» **The exercise**: Extract and list every line that contains the word "color".

* begin *

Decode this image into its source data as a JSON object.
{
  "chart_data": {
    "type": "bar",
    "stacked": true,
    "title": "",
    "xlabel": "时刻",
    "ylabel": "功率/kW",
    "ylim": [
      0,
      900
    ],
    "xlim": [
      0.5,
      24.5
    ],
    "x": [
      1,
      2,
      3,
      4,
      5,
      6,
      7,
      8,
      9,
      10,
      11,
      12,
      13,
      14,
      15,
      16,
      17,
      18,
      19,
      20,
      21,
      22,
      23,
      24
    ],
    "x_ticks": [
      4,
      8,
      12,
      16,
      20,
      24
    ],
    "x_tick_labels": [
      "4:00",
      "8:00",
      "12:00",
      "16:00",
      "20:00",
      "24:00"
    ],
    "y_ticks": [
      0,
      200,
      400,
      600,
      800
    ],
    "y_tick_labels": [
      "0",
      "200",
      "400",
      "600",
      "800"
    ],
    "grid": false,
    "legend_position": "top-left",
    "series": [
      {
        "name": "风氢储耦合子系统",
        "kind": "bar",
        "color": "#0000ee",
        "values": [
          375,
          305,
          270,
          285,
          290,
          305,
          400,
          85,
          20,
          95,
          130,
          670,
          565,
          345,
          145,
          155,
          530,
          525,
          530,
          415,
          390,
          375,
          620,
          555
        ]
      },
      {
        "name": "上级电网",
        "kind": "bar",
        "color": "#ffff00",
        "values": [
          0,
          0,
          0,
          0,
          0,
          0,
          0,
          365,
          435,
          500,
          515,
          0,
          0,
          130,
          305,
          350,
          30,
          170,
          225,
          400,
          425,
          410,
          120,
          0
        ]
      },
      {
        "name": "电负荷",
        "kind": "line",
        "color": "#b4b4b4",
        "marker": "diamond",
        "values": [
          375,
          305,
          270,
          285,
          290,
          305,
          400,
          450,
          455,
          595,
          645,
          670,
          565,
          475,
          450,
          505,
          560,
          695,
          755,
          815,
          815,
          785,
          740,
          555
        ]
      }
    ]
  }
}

* end *

» **Complete answer**:
        "color": "#0000ee",
        "color": "#ffff00",
        "color": "#b4b4b4",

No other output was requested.